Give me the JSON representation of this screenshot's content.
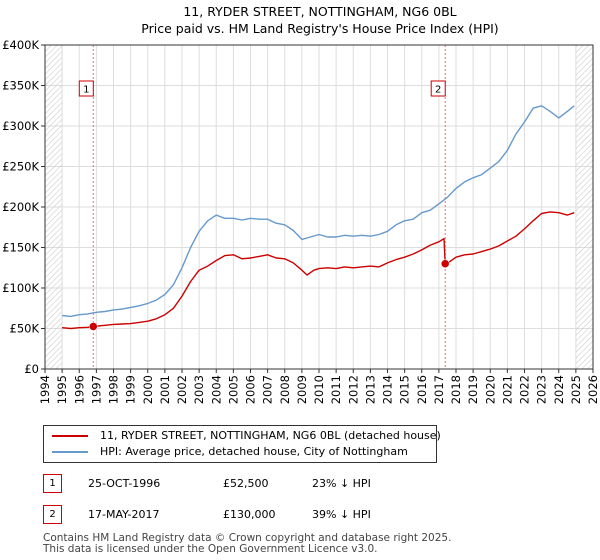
{
  "title": "11, RYDER STREET, NOTTINGHAM, NG6 0BL",
  "subtitle": "Price paid vs. HM Land Registry's House Price Index (HPI)",
  "colors": {
    "property": "#cc0000",
    "hpi": "#6699cc",
    "hatch": "#cccccc",
    "marker_line": "#ff6666",
    "grid": "#dddddd"
  },
  "chart_data": {
    "type": "line",
    "xlim": [
      1994,
      2026
    ],
    "ylim": [
      0,
      400000
    ],
    "y_ticks": [
      0,
      50000,
      100000,
      150000,
      200000,
      250000,
      300000,
      350000,
      400000
    ],
    "y_tick_labels": [
      "£0",
      "£50K",
      "£100K",
      "£150K",
      "£200K",
      "£250K",
      "£300K",
      "£350K",
      "£400K"
    ],
    "x_ticks": [
      1994,
      1995,
      1996,
      1997,
      1998,
      1999,
      2000,
      2001,
      2002,
      2003,
      2004,
      2005,
      2006,
      2007,
      2008,
      2009,
      2010,
      2011,
      2012,
      2013,
      2014,
      2015,
      2016,
      2017,
      2018,
      2019,
      2020,
      2021,
      2022,
      2023,
      2024,
      2025,
      2026
    ],
    "x_tick_labels": [
      "1994",
      "1995",
      "1996",
      "1997",
      "1998",
      "1999",
      "2000",
      "2001",
      "2002",
      "2003",
      "2004",
      "2005",
      "2006",
      "2007",
      "2008",
      "2009",
      "2010",
      "2011",
      "2012",
      "2013",
      "2014",
      "2015",
      "2016",
      "2017",
      "2018",
      "2019",
      "2020",
      "2021",
      "2022",
      "2023",
      "2024",
      "2025",
      "2026"
    ],
    "hatch_regions": [
      [
        1994,
        1995.0
      ],
      [
        2025.0,
        2026
      ]
    ],
    "series": [
      {
        "name": "11, RYDER STREET, NOTTINGHAM, NG6 0BL (detached house)",
        "color": "#cc0000",
        "x": [
          1995.0,
          1995.5,
          1996.0,
          1996.5,
          1996.82,
          1997.5,
          1998.0,
          1998.5,
          1999.0,
          1999.5,
          2000.0,
          2000.5,
          2001.0,
          2001.5,
          2002.0,
          2002.5,
          2003.0,
          2003.5,
          2004.0,
          2004.5,
          2005.0,
          2005.5,
          2006.0,
          2006.5,
          2007.0,
          2007.5,
          2008.0,
          2008.5,
          2009.0,
          2009.3,
          2009.7,
          2010.0,
          2010.5,
          2011.0,
          2011.5,
          2012.0,
          2012.5,
          2013.0,
          2013.5,
          2014.0,
          2014.5,
          2015.0,
          2015.5,
          2016.0,
          2016.5,
          2017.0,
          2017.3,
          2017.37,
          2017.6,
          2018.0,
          2018.5,
          2019.0,
          2019.5,
          2020.0,
          2020.5,
          2021.0,
          2021.5,
          2022.0,
          2022.5,
          2023.0,
          2023.5,
          2024.0,
          2024.5,
          2024.9
        ],
        "values": [
          51000,
          50000,
          51000,
          51500,
          52500,
          54000,
          55000,
          55500,
          56000,
          57500,
          59000,
          62000,
          67000,
          75000,
          90000,
          108000,
          122000,
          127000,
          134000,
          140000,
          141000,
          136000,
          137000,
          139000,
          141000,
          137000,
          136000,
          131000,
          122000,
          116000,
          122000,
          124000,
          125000,
          124000,
          126000,
          125000,
          126000,
          127000,
          126000,
          131000,
          135000,
          138000,
          142000,
          147000,
          153000,
          157000,
          161000,
          130000,
          132000,
          138000,
          141000,
          142000,
          145000,
          148000,
          152000,
          158000,
          164000,
          173000,
          183000,
          192000,
          194000,
          193000,
          190000,
          193000
        ]
      },
      {
        "name": "HPI: Average price, detached house, City of Nottingham",
        "color": "#6699cc",
        "x": [
          1995.0,
          1995.5,
          1996.0,
          1996.5,
          1997.0,
          1997.5,
          1998.0,
          1998.5,
          1999.0,
          1999.5,
          2000.0,
          2000.5,
          2001.0,
          2001.5,
          2002.0,
          2002.5,
          2003.0,
          2003.5,
          2004.0,
          2004.5,
          2005.0,
          2005.5,
          2006.0,
          2006.5,
          2007.0,
          2007.5,
          2008.0,
          2008.5,
          2009.0,
          2009.5,
          2010.0,
          2010.5,
          2011.0,
          2011.5,
          2012.0,
          2012.5,
          2013.0,
          2013.5,
          2014.0,
          2014.5,
          2015.0,
          2015.5,
          2016.0,
          2016.5,
          2017.0,
          2017.5,
          2018.0,
          2018.5,
          2019.0,
          2019.5,
          2020.0,
          2020.5,
          2021.0,
          2021.5,
          2022.0,
          2022.5,
          2023.0,
          2023.5,
          2024.0,
          2024.5,
          2024.9
        ],
        "values": [
          66000,
          65000,
          67000,
          68000,
          70000,
          71000,
          73000,
          74000,
          76000,
          78000,
          81000,
          85000,
          92000,
          104000,
          125000,
          150000,
          170000,
          183000,
          190000,
          186000,
          186000,
          184000,
          186000,
          185000,
          185000,
          180000,
          178000,
          171000,
          160000,
          163000,
          166000,
          163000,
          163000,
          165000,
          164000,
          165000,
          164000,
          166000,
          170000,
          178000,
          183000,
          185000,
          193000,
          196000,
          204000,
          212000,
          223000,
          231000,
          236000,
          240000,
          248000,
          256000,
          270000,
          290000,
          305000,
          322000,
          325000,
          318000,
          310000,
          318000,
          325000
        ]
      }
    ],
    "sales": [
      {
        "label": "1",
        "year": 1996.82,
        "price": 52500
      },
      {
        "label": "2",
        "year": 2017.37,
        "price": 130000
      }
    ]
  },
  "legend": {
    "property_label": "11, RYDER STREET, NOTTINGHAM, NG6 0BL (detached house)",
    "hpi_label": "HPI: Average price, detached house, City of Nottingham"
  },
  "transactions": [
    {
      "num": "1",
      "date": "25-OCT-1996",
      "price": "£52,500",
      "hpi": "23% ↓ HPI"
    },
    {
      "num": "2",
      "date": "17-MAY-2017",
      "price": "£130,000",
      "hpi": "39% ↓ HPI"
    }
  ],
  "footer": {
    "line1": "Contains HM Land Registry data © Crown copyright and database right 2025.",
    "line2": "This data is licensed under the Open Government Licence v3.0."
  }
}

----------------

The request: Only the number is wanted: how many lines in the data include the word "detached"?

Correct output: 4